* START DATASET *

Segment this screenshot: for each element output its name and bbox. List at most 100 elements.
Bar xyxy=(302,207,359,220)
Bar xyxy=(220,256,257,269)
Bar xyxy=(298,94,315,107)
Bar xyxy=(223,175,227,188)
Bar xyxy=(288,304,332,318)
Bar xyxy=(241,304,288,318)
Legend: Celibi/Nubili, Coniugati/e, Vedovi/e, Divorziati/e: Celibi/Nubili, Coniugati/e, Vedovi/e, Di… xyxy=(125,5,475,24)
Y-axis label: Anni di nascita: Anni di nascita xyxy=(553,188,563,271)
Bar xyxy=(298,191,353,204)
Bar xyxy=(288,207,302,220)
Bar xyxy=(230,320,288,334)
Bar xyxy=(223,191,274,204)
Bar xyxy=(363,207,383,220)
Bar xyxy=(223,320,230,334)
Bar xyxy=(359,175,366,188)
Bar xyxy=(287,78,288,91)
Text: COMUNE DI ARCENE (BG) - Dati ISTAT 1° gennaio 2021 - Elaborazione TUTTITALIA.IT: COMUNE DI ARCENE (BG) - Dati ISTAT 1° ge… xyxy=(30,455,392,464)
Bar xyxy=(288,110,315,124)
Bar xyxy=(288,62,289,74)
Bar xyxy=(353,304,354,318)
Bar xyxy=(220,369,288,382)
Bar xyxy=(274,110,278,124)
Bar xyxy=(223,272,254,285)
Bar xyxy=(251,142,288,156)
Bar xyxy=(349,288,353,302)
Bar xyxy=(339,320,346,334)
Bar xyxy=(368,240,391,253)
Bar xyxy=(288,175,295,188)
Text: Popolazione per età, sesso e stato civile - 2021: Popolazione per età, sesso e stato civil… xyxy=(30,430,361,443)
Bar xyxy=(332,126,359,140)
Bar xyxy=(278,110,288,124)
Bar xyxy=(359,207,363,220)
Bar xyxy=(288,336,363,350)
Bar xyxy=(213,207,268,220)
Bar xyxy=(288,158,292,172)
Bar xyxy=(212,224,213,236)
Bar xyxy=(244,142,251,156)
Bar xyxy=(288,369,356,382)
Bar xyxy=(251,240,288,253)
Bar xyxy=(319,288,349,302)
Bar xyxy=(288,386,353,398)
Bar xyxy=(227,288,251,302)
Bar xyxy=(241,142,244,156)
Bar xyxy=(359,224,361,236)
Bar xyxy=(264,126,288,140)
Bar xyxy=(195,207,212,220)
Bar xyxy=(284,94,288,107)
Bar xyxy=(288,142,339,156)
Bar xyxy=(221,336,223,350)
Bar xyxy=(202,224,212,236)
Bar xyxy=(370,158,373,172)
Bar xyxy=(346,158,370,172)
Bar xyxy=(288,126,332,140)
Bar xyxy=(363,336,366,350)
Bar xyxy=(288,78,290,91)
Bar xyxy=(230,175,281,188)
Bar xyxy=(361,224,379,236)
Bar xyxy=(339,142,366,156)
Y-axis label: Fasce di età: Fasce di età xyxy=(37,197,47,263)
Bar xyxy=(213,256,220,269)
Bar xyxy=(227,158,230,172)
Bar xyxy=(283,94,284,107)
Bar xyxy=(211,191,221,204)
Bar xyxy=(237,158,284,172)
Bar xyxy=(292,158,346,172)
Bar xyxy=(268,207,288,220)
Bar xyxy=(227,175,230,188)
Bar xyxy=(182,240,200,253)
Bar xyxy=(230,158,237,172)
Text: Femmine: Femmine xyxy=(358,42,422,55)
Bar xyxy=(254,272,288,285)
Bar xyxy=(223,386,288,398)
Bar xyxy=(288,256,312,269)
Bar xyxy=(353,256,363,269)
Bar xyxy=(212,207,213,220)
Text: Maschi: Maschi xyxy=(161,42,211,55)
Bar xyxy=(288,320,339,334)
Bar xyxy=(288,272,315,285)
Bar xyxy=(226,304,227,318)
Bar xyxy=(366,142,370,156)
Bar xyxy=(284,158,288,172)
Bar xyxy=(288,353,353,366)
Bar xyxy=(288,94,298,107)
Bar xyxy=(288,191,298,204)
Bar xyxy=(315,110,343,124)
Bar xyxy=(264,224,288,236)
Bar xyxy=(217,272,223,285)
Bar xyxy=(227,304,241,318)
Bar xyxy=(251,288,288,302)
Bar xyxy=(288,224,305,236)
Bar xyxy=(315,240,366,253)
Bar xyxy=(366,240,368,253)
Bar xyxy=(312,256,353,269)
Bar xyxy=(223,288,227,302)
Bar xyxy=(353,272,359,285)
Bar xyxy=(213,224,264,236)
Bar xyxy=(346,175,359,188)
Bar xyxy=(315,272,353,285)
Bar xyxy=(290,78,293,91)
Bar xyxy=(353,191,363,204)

* END DATASET *

__WHAT IS BEING ASKED__: Can you give every line of the data above as a Markdown table with the columns "No." and "Line", numbering the rows and leaving out blank lines?

__SOLUTION__:
| No. | Line |
|---|---|
| 1 | Segment this screenshot: for each element output its name and bbox. List at most 100 elements. |
| 2 | Bar xyxy=(302,207,359,220) |
| 3 | Bar xyxy=(220,256,257,269) |
| 4 | Bar xyxy=(298,94,315,107) |
| 5 | Bar xyxy=(223,175,227,188) |
| 6 | Bar xyxy=(288,304,332,318) |
| 7 | Bar xyxy=(241,304,288,318) |
| 8 | Legend: Celibi/Nubili, Coniugati/e, Vedovi/e, Divorziati/e: Celibi/Nubili, Coniugati/e, Vedovi/e, Di… xyxy=(125,5,475,24) |
| 9 | Y-axis label: Anni di nascita: Anni di nascita xyxy=(553,188,563,271) |
| 10 | Bar xyxy=(298,191,353,204) |
| 11 | Bar xyxy=(288,207,302,220) |
| 12 | Bar xyxy=(230,320,288,334) |
| 13 | Bar xyxy=(223,191,274,204) |
| 14 | Bar xyxy=(363,207,383,220) |
| 15 | Bar xyxy=(223,320,230,334) |
| 16 | Bar xyxy=(359,175,366,188) |
| 17 | Bar xyxy=(287,78,288,91) |
| 18 | Text: COMUNE DI ARCENE (BG) - Dati ISTAT 1° gennaio 2021 - Elaborazione TUTTITALIA.IT: COMUNE DI ARCENE (BG) - Dati ISTAT 1° ge… xyxy=(30,455,392,464) |
| 19 | Bar xyxy=(288,110,315,124) |
| 20 | Bar xyxy=(288,62,289,74) |
| 21 | Bar xyxy=(353,304,354,318) |
| 22 | Bar xyxy=(220,369,288,382) |
| 23 | Bar xyxy=(274,110,278,124) |
| 24 | Bar xyxy=(223,272,254,285) |
| 25 | Bar xyxy=(251,142,288,156) |
| 26 | Bar xyxy=(349,288,353,302) |
| 27 | Bar xyxy=(339,320,346,334) |
| 28 | Bar xyxy=(368,240,391,253) |
| 29 | Bar xyxy=(288,175,295,188) |
| 30 | Text: Popolazione per età, sesso e stato civile - 2021: Popolazione per età, sesso e stato civil… xyxy=(30,430,361,443) |
| 31 | Bar xyxy=(332,126,359,140) |
| 32 | Bar xyxy=(278,110,288,124) |
| 33 | Bar xyxy=(359,207,363,220) |
| 34 | Bar xyxy=(288,336,363,350) |
| 35 | Bar xyxy=(213,207,268,220) |
| 36 | Bar xyxy=(288,158,292,172) |
| 37 | Bar xyxy=(212,224,213,236) |
| 38 | Bar xyxy=(244,142,251,156) |
| 39 | Bar xyxy=(288,369,356,382) |
| 40 | Bar xyxy=(251,240,288,253) |
| 41 | Bar xyxy=(319,288,349,302) |
| 42 | Bar xyxy=(288,386,353,398) |
| 43 | Bar xyxy=(227,288,251,302) |
| 44 | Bar xyxy=(241,142,244,156) |
| 45 | Bar xyxy=(359,224,361,236) |
| 46 | Bar xyxy=(264,126,288,140) |
| 47 | Bar xyxy=(195,207,212,220) |
| 48 | Bar xyxy=(284,94,288,107) |
| 49 | Bar xyxy=(288,142,339,156) |
| 50 | Bar xyxy=(221,336,223,350) |
| 51 | Bar xyxy=(202,224,212,236) |
| 52 | Bar xyxy=(370,158,373,172) |
| 53 | Bar xyxy=(346,158,370,172) |
| 54 | Bar xyxy=(288,126,332,140) |
| 55 | Bar xyxy=(363,336,366,350) |
| 56 | Bar xyxy=(288,78,290,91) |
| 57 | Bar xyxy=(230,175,281,188) |
| 58 | Bar xyxy=(361,224,379,236) |
| 59 | Bar xyxy=(339,142,366,156) |
| 60 | Y-axis label: Fasce di età: Fasce di età xyxy=(37,197,47,263) |
| 61 | Bar xyxy=(213,256,220,269) |
| 62 | Bar xyxy=(227,158,230,172) |
| 63 | Bar xyxy=(283,94,284,107) |
| 64 | Bar xyxy=(211,191,221,204) |
| 65 | Bar xyxy=(237,158,284,172) |
| 66 | Bar xyxy=(292,158,346,172) |
| 67 | Bar xyxy=(268,207,288,220) |
| 68 | Bar xyxy=(227,175,230,188) |
| 69 | Bar xyxy=(182,240,200,253) |
| 70 | Bar xyxy=(230,158,237,172) |
| 71 | Text: Femmine: Femmine xyxy=(358,42,422,55) |
| 72 | Bar xyxy=(254,272,288,285) |
| 73 | Bar xyxy=(223,386,288,398) |
| 74 | Bar xyxy=(288,256,312,269) |
| 75 | Bar xyxy=(353,256,363,269) |
| 76 | Bar xyxy=(212,207,213,220) |
| 77 | Text: Maschi: Maschi xyxy=(161,42,211,55) |
| 78 | Bar xyxy=(288,320,339,334) |
| 79 | Bar xyxy=(288,272,315,285) |
| 80 | Bar xyxy=(226,304,227,318) |
| 81 | Bar xyxy=(366,142,370,156) |
| 82 | Bar xyxy=(284,158,288,172) |
| 83 | Bar xyxy=(288,353,353,366) |
| 84 | Bar xyxy=(288,94,298,107) |
| 85 | Bar xyxy=(288,191,298,204) |
| 86 | Bar xyxy=(315,110,343,124) |
| 87 | Bar xyxy=(264,224,288,236) |
| 88 | Bar xyxy=(217,272,223,285) |
| 89 | Bar xyxy=(227,304,241,318) |
| 90 | Bar xyxy=(251,288,288,302) |
| 91 | Bar xyxy=(288,224,305,236) |
| 92 | Bar xyxy=(315,240,366,253) |
| 93 | Bar xyxy=(366,240,368,253) |
| 94 | Bar xyxy=(312,256,353,269) |
| 95 | Bar xyxy=(223,288,227,302) |
| 96 | Bar xyxy=(353,272,359,285) |
| 97 | Bar xyxy=(213,224,264,236) |
| 98 | Bar xyxy=(346,175,359,188) |
| 99 | Bar xyxy=(315,272,353,285) |
| 100 | Bar xyxy=(290,78,293,91) |
| 101 | Bar xyxy=(353,191,363,204) |